- GIVEN EXERCISE
Repeat the records exactly. Every line must match.
_ _ _ _ _
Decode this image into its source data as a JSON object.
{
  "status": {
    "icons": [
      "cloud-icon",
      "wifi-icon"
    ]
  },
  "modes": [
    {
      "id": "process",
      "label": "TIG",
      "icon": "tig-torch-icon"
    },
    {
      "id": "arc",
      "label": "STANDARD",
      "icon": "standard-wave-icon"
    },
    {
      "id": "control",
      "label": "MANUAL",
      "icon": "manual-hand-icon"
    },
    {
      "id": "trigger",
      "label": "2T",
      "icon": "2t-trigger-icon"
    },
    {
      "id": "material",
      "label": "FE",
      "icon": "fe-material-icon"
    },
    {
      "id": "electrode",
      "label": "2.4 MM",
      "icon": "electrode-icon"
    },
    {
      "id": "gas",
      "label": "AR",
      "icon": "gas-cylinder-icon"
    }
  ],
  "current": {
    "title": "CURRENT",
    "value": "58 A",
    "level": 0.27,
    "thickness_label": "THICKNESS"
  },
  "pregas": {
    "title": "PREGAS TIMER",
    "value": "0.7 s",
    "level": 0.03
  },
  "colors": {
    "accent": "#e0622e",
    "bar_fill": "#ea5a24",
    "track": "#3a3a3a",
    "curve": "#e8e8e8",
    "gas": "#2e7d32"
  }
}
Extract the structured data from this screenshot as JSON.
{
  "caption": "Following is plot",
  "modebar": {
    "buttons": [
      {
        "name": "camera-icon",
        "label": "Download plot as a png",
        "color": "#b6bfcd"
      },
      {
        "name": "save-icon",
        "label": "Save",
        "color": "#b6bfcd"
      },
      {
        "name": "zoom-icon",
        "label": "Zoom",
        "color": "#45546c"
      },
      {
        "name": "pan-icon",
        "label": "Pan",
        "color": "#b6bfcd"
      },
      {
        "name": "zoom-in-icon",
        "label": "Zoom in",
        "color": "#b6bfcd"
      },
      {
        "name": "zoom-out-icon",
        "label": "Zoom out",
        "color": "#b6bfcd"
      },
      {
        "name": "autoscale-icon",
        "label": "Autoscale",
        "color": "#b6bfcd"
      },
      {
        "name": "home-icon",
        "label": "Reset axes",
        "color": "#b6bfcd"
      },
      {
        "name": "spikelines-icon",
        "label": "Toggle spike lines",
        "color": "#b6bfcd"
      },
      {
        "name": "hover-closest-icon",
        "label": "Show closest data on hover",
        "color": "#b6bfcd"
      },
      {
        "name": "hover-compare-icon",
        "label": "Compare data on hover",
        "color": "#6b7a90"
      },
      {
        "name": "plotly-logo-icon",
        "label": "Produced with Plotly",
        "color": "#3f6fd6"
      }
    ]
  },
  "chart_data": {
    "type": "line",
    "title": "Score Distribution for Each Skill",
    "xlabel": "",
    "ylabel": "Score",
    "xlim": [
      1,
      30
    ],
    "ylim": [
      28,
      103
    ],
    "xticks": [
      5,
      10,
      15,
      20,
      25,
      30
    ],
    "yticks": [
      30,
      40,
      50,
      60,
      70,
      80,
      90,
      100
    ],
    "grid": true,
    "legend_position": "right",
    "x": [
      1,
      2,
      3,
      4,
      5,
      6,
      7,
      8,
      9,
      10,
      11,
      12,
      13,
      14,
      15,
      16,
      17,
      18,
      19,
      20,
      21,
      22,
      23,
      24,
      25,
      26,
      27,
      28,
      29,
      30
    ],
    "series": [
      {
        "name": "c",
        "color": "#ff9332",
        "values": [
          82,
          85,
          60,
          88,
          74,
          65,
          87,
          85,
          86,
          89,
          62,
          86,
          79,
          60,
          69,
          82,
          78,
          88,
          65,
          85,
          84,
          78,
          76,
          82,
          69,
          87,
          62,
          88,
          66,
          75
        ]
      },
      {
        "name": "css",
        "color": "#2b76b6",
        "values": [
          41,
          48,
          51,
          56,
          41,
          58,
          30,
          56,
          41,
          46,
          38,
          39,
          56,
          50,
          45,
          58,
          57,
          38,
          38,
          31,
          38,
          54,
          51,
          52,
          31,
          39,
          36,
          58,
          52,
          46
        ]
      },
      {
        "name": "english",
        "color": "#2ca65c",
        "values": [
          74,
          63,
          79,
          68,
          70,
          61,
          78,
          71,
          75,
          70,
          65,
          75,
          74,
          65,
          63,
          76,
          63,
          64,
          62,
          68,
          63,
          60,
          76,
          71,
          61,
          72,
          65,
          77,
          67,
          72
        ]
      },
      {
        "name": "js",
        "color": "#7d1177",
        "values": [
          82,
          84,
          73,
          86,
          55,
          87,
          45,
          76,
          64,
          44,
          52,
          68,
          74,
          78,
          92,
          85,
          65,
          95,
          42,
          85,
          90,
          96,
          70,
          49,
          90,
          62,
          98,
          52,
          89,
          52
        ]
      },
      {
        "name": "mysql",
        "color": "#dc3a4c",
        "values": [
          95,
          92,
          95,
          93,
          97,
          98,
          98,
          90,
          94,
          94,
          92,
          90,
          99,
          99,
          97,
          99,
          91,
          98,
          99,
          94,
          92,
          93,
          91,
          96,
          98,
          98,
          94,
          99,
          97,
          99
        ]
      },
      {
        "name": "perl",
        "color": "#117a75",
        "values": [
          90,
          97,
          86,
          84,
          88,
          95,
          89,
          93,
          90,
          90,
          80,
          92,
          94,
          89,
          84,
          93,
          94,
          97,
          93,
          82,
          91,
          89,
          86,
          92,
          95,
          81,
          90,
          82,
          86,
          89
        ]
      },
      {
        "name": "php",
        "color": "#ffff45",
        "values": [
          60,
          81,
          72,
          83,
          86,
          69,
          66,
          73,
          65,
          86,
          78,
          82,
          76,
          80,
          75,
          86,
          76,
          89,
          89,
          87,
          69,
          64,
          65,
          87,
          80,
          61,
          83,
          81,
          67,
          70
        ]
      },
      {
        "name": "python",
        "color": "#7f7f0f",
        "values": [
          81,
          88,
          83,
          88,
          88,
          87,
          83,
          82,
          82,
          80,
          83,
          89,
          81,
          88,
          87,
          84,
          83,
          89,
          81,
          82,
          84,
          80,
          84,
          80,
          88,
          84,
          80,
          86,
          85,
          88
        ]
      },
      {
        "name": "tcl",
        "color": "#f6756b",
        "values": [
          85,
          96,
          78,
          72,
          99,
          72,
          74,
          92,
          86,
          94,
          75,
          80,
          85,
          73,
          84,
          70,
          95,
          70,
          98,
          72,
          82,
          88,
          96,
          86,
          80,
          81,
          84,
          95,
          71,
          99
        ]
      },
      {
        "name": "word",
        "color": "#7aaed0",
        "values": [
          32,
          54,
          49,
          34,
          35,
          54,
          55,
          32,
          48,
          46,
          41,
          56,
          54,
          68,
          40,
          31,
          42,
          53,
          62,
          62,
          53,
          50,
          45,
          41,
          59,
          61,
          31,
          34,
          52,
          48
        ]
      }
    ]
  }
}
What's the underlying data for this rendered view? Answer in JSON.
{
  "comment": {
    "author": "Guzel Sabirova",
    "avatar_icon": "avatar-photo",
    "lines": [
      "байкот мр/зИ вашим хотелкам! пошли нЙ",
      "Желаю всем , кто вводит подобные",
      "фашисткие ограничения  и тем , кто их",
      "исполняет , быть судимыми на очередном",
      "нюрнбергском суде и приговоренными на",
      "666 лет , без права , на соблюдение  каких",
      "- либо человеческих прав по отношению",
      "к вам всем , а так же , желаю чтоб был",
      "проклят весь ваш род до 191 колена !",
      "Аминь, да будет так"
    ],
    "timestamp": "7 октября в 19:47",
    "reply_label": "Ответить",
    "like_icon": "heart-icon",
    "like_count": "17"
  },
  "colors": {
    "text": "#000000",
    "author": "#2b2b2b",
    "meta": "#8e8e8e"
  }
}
_ _ _ _ _
- THE RESPONSE
Decode this image into its source data as a JSON object.
{
  "status": {
    "icons": [
      "cloud-icon",
      "wifi-icon"
    ]
  },
  "modes": [
    {
      "id": "process",
      "label": "TIG",
      "icon": "tig-torch-icon"
    },
    {
      "id": "arc",
      "label": "STANDARD",
      "icon": "standard-wave-icon"
    },
    {
      "id": "control",
      "label": "MANUAL",
      "icon": "manual-hand-icon"
    },
    {
      "id": "trigger",
      "label": "2T",
      "icon": "2t-trigger-icon"
    },
    {
      "id": "material",
      "label": "FE",
      "icon": "fe-material-icon"
    },
    {
      "id": "electrode",
      "label": "2.4 MM",
      "icon": "electrode-icon"
    },
    {
      "id": "gas",
      "label": "AR",
      "icon": "gas-cylinder-icon"
    }
  ],
  "current": {
    "title": "CURRENT",
    "value": "58 A",
    "level": 0.27,
    "thickness_label": "THICKNESS"
  },
  "pregas": {
    "title": "PREGAS TIMER",
    "value": "0.7 s",
    "level": 0.03
  },
  "colors": {
    "accent": "#e0622e",
    "bar_fill": "#ea5a24",
    "track": "#3a3a3a",
    "curve": "#e8e8e8",
    "gas": "#2e7d32"
  }
}
Extract the structured data from this screenshot as JSON.
{
  "caption": "Following is plot",
  "modebar": {
    "buttons": [
      {
        "name": "camera-icon",
        "label": "Download plot as a png",
        "color": "#b6bfcd"
      },
      {
        "name": "save-icon",
        "label": "Save",
        "color": "#b6bfcd"
      },
      {
        "name": "zoom-icon",
        "label": "Zoom",
        "color": "#45546c"
      },
      {
        "name": "pan-icon",
        "label": "Pan",
        "color": "#b6bfcd"
      },
      {
        "name": "zoom-in-icon",
        "label": "Zoom in",
        "color": "#b6bfcd"
      },
      {
        "name": "zoom-out-icon",
        "label": "Zoom out",
        "color": "#b6bfcd"
      },
      {
        "name": "autoscale-icon",
        "label": "Autoscale",
        "color": "#b6bfcd"
      },
      {
        "name": "home-icon",
        "label": "Reset axes",
        "color": "#b6bfcd"
      },
      {
        "name": "spikelines-icon",
        "label": "Toggle spike lines",
        "color": "#b6bfcd"
      },
      {
        "name": "hover-closest-icon",
        "label": "Show closest data on hover",
        "color": "#b6bfcd"
      },
      {
        "name": "hover-compare-icon",
        "label": "Compare data on hover",
        "color": "#6b7a90"
      },
      {
        "name": "plotly-logo-icon",
        "label": "Produced with Plotly",
        "color": "#3f6fd6"
      }
    ]
  },
  "chart_data": {
    "type": "line",
    "title": "Score Distribution for Each Skill",
    "xlabel": "",
    "ylabel": "Score",
    "xlim": [
      1,
      30
    ],
    "ylim": [
      28,
      103
    ],
    "xticks": [
      5,
      10,
      15,
      20,
      25,
      30
    ],
    "yticks": [
      30,
      40,
      50,
      60,
      70,
      80,
      90,
      100
    ],
    "grid": true,
    "legend_position": "right",
    "x": [
      1,
      2,
      3,
      4,
      5,
      6,
      7,
      8,
      9,
      10,
      11,
      12,
      13,
      14,
      15,
      16,
      17,
      18,
      19,
      20,
      21,
      22,
      23,
      24,
      25,
      26,
      27,
      28,
      29,
      30
    ],
    "series": [
      {
        "name": "c",
        "color": "#ff9332",
        "values": [
          82,
          85,
          60,
          88,
          74,
          65,
          87,
          85,
          86,
          89,
          62,
          86,
          79,
          60,
          69,
          82,
          78,
          88,
          65,
          85,
          84,
          78,
          76,
          82,
          69,
          87,
          62,
          88,
          66,
          75
        ]
      },
      {
        "name": "css",
        "color": "#2b76b6",
        "values": [
          41,
          48,
          51,
          56,
          41,
          58,
          30,
          56,
          41,
          46,
          38,
          39,
          56,
          50,
          45,
          58,
          57,
          38,
          38,
          31,
          38,
          54,
          51,
          52,
          31,
          39,
          36,
          58,
          52,
          46
        ]
      },
      {
        "name": "english",
        "color": "#2ca65c",
        "values": [
          74,
          63,
          79,
          68,
          70,
          61,
          78,
          71,
          75,
          70,
          65,
          75,
          74,
          65,
          63,
          76,
          63,
          64,
          62,
          68,
          63,
          60,
          76,
          71,
          61,
          72,
          65,
          77,
          67,
          72
        ]
      },
      {
        "name": "js",
        "color": "#7d1177",
        "values": [
          82,
          84,
          73,
          86,
          55,
          87,
          45,
          76,
          64,
          44,
          52,
          68,
          74,
          78,
          92,
          85,
          65,
          95,
          42,
          85,
          90,
          96,
          70,
          49,
          90,
          62,
          98,
          52,
          89,
          52
        ]
      },
      {
        "name": "mysql",
        "color": "#dc3a4c",
        "values": [
          95,
          92,
          95,
          93,
          97,
          98,
          98,
          90,
          94,
          94,
          92,
          90,
          99,
          99,
          97,
          99,
          91,
          98,
          99,
          94,
          92,
          93,
          91,
          96,
          98,
          98,
          94,
          99,
          97,
          99
        ]
      },
      {
        "name": "perl",
        "color": "#117a75",
        "values": [
          90,
          97,
          86,
          84,
          88,
          95,
          89,
          93,
          90,
          90,
          80,
          92,
          94,
          89,
          84,
          93,
          94,
          97,
          93,
          82,
          91,
          89,
          86,
          92,
          95,
          81,
          90,
          82,
          86,
          89
        ]
      },
      {
        "name": "php",
        "color": "#ffff45",
        "values": [
          60,
          81,
          72,
          83,
          86,
          69,
          66,
          73,
          65,
          86,
          78,
          82,
          76,
          80,
          75,
          86,
          76,
          89,
          89,
          87,
          69,
          64,
          65,
          87,
          80,
          61,
          83,
          81,
          67,
          70
        ]
      },
      {
        "name": "python",
        "color": "#7f7f0f",
        "values": [
          81,
          88,
          83,
          88,
          88,
          87,
          83,
          82,
          82,
          80,
          83,
          89,
          81,
          88,
          87,
          84,
          83,
          89,
          81,
          82,
          84,
          80,
          84,
          80,
          88,
          84,
          80,
          86,
          85,
          88
        ]
      },
      {
        "name": "tcl",
        "color": "#f6756b",
        "values": [
          85,
          96,
          78,
          72,
          99,
          72,
          74,
          92,
          86,
          94,
          75,
          80,
          85,
          73,
          84,
          70,
          95,
          70,
          98,
          72,
          82,
          88,
          96,
          86,
          80,
          81,
          84,
          95,
          71,
          99
        ]
      },
      {
        "name": "word",
        "color": "#7aaed0",
        "values": [
          32,
          54,
          49,
          34,
          35,
          54,
          55,
          32,
          48,
          46,
          41,
          56,
          54,
          68,
          40,
          31,
          42,
          53,
          62,
          62,
          53,
          50,
          45,
          41,
          59,
          61,
          31,
          34,
          52,
          48
        ]
      }
    ]
  }
}
What's the underlying data for this rendered view? Answer in JSON.
{
  "comment": {
    "author": "Guzel Sabirova",
    "avatar_icon": "avatar-photo",
    "lines": [
      "байкот мр/зИ вашим хотелкам! пошли нЙ",
      "Желаю всем , кто вводит подобные",
      "фашисткие ограничения  и тем , кто их",
      "исполняет , быть судимыми на очередном",
      "нюрнбергском суде и приговоренными на",
      "666 лет , без права , на соблюдение  каких",
      "- либо человеческих прав по отношению",
      "к вам всем , а так же , желаю чтоб был",
      "проклят весь ваш род до 191 колена !",
      "Аминь, да будет так"
    ],
    "timestamp": "7 октября в 19:47",
    "reply_label": "Ответить",
    "like_icon": "heart-icon",
    "like_count": "17"
  },
  "colors": {
    "text": "#000000",
    "author": "#2b2b2b",
    "meta": "#8e8e8e"
  }
}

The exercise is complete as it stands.